| Page extract |
-- Start --
Data Sync Approaches in Application Migration

Nilabh Sagar
Walmart Global Tech Blog
9 min readJun 12, 2020
Image sources: house(left), puzzle, house(right)

“Application never retires, it transforms to new capabilities.”

Every application evolves over time and as the time passes a phase comes when the current environment restricts further growth of the application and demands better and enhanced capabilities. It’s an inevitable event which is bound to happen and the chances that you are reading this means it’s the time for your application.

Migration is a multi-step process and must be done carefully to avoid unnecessary delays, data loss, bad user experience, high cost, etc. A careful planning, coordination and execution are a minimum expected from the teams involved in migration. For some application Lift-and-Shift is the suitable approach while for some its essential to Re-build the complete application.

Lift-and-Shift

Lift-and-Shift or Re-host typically involves shifting your system and associated data from one environment to another e.g. on-premises to cloud environment. The existing code base without any changes are ported to the new environment basically it’s just a change of physical servers. This is quite easy, fast and inexpensive but might not be beneficial because of the fact that you are not leveraging the capabilities of new environment to its fullest.
-- End --
| Problem description |
Output the page extract on data sync approaches in application migration word for word, in full. The entries play no part in what comes next.

| Records provided |
-- Start --
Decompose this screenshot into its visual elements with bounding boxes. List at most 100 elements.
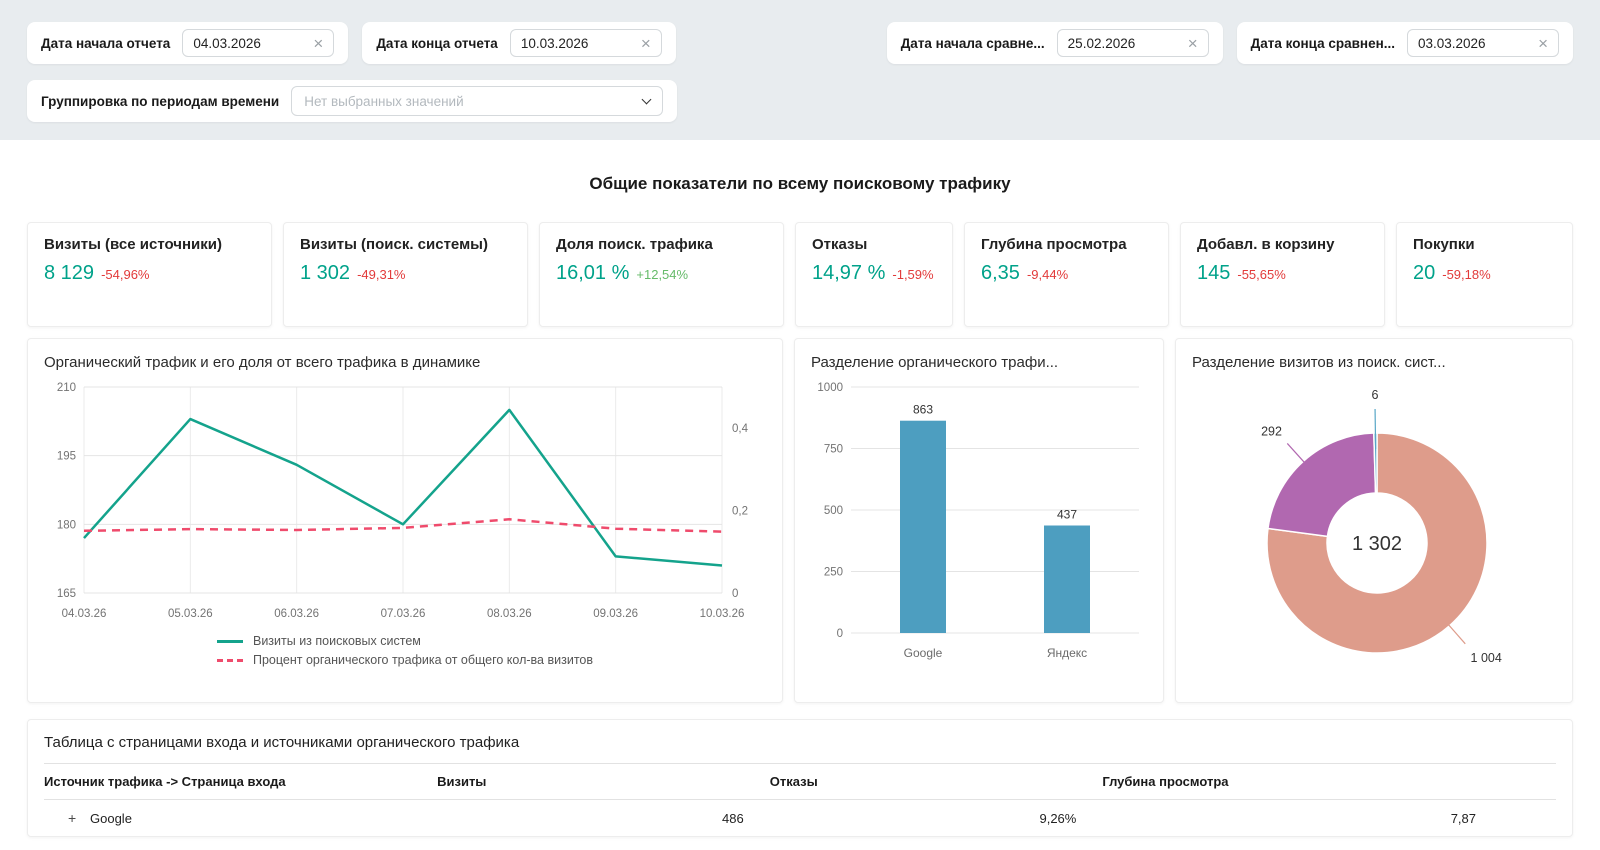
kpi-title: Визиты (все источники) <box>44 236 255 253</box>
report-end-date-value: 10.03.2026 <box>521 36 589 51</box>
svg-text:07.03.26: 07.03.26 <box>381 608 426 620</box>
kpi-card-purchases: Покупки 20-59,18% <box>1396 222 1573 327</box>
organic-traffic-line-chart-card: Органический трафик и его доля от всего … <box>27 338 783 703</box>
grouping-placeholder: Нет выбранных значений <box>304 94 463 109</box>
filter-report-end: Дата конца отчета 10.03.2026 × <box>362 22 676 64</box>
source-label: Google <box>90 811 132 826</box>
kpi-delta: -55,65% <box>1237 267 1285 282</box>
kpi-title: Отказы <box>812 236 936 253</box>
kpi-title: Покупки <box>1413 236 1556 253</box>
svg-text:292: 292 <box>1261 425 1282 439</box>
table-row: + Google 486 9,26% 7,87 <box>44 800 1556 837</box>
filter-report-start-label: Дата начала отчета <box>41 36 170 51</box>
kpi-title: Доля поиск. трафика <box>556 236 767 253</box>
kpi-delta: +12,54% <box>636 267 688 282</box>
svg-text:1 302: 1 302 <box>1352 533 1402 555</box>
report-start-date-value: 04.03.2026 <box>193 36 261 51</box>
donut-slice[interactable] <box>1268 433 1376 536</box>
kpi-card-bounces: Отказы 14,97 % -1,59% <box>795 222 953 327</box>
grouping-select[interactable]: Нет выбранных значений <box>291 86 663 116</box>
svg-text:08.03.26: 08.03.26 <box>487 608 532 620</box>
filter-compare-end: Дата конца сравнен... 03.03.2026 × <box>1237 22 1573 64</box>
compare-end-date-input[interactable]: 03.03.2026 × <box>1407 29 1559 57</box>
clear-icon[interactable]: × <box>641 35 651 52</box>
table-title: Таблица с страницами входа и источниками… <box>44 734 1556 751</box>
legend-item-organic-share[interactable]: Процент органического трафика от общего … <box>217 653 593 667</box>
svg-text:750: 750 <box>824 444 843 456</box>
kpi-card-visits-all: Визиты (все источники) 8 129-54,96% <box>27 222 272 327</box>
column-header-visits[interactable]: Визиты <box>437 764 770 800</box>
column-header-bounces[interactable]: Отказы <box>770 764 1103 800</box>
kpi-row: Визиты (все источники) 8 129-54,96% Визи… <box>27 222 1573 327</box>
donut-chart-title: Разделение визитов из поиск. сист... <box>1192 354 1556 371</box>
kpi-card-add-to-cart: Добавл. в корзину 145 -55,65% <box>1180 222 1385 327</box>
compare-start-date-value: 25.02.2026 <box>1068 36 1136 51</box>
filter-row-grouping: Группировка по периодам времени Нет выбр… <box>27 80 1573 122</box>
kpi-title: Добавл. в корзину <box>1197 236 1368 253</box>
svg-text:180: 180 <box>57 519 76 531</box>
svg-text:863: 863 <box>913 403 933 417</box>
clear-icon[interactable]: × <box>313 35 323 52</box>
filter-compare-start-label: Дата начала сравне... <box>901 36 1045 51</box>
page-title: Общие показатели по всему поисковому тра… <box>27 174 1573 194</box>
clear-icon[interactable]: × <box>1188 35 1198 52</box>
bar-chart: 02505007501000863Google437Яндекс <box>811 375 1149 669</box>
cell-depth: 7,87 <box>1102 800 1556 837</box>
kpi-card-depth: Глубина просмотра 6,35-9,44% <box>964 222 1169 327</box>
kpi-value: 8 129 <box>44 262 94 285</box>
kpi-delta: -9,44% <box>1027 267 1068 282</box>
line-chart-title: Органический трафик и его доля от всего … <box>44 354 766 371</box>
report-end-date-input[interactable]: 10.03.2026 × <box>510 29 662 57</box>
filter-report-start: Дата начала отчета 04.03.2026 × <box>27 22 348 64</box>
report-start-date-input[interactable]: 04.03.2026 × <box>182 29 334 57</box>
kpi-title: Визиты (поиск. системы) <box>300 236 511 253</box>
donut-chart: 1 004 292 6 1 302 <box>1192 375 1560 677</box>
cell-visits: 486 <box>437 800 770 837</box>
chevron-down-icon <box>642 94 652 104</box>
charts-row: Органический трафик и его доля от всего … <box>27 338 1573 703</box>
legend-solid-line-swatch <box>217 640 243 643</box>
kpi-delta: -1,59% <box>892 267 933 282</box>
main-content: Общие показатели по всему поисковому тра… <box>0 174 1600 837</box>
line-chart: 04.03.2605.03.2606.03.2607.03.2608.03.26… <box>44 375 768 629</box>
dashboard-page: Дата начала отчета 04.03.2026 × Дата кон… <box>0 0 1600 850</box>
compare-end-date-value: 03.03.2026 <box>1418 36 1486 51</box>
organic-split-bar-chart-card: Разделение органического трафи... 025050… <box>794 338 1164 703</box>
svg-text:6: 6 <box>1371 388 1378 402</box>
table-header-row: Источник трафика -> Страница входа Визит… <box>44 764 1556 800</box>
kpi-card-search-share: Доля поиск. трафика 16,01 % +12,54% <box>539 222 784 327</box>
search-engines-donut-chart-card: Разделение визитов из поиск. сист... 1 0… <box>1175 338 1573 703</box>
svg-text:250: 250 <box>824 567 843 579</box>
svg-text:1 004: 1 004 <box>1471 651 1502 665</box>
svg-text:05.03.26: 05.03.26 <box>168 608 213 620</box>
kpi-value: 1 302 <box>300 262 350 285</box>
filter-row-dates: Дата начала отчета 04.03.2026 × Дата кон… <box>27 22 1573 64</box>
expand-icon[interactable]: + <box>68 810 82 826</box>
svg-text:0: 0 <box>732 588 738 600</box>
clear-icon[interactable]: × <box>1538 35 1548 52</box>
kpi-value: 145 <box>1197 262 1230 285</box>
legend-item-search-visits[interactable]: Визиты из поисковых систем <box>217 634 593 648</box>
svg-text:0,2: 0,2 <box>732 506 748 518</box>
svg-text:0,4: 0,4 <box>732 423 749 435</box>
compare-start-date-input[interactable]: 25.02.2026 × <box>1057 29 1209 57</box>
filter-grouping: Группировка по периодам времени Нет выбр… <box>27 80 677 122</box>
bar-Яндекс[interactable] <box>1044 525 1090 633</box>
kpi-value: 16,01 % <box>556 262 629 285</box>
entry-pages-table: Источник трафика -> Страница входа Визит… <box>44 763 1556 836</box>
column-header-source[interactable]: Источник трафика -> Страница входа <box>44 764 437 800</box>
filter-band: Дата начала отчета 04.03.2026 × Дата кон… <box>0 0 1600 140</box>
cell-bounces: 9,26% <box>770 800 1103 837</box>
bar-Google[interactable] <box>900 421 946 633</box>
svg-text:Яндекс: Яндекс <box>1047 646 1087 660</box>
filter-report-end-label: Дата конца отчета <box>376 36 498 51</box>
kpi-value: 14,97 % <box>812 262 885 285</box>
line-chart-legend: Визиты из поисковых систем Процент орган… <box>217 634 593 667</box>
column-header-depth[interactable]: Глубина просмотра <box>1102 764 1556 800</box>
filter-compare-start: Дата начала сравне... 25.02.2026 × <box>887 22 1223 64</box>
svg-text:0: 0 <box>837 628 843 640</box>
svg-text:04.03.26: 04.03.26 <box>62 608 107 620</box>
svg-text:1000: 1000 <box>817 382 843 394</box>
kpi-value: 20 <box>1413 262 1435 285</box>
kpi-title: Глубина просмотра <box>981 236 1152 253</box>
-- End --
-- Start --
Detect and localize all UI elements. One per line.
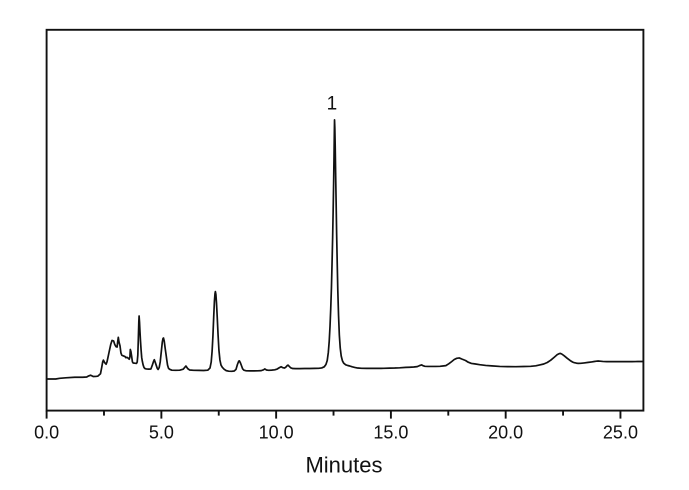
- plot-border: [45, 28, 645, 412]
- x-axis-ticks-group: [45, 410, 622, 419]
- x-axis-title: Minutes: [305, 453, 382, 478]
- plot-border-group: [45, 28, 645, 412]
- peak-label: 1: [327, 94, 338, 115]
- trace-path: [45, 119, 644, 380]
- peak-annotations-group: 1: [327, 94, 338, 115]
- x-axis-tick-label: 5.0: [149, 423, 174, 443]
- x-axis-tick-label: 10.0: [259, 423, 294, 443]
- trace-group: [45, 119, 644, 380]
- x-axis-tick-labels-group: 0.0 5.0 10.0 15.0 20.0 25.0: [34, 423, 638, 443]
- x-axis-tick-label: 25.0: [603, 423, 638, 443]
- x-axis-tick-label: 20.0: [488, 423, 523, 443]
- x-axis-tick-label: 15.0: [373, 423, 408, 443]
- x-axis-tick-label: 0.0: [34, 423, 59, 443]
-- End --
| The reply |
Data Sync Approaches in Application Migration

Nilabh Sagar
Walmart Global Tech Blog
9 min readJun 12, 2020
Image sources: house(left), puzzle, house(right)

“Application never retires, it transforms to new capabilities.”

Every application evolves over time and as the time passes a phase comes when the current environment restricts further growth of the application and demands better and enhanced capabilities. It’s an inevitable event which is bound to happen and the chances that you are reading this means it’s the time for your application.

Migration is a multi-step process and must be done carefully to avoid unnecessary delays, data loss, bad user experience, high cost, etc. A careful planning, coordination and execution are a minimum expected from the teams involved in migration. For some application Lift-and-Shift is the suitable approach while for some its essential to Re-build the complete application.

Lift-and-Shift

Lift-and-Shift or Re-host typically involves shifting your system and associated data from one environment to another e.g. on-premises to cloud environment. The existing code base without any changes are ported to the new environment basically it’s just a change of physical servers. This is quite easy, fast and inexpensive but might not be beneficial because of the fact that you are not leveraging the capabilities of new environment to its fullest.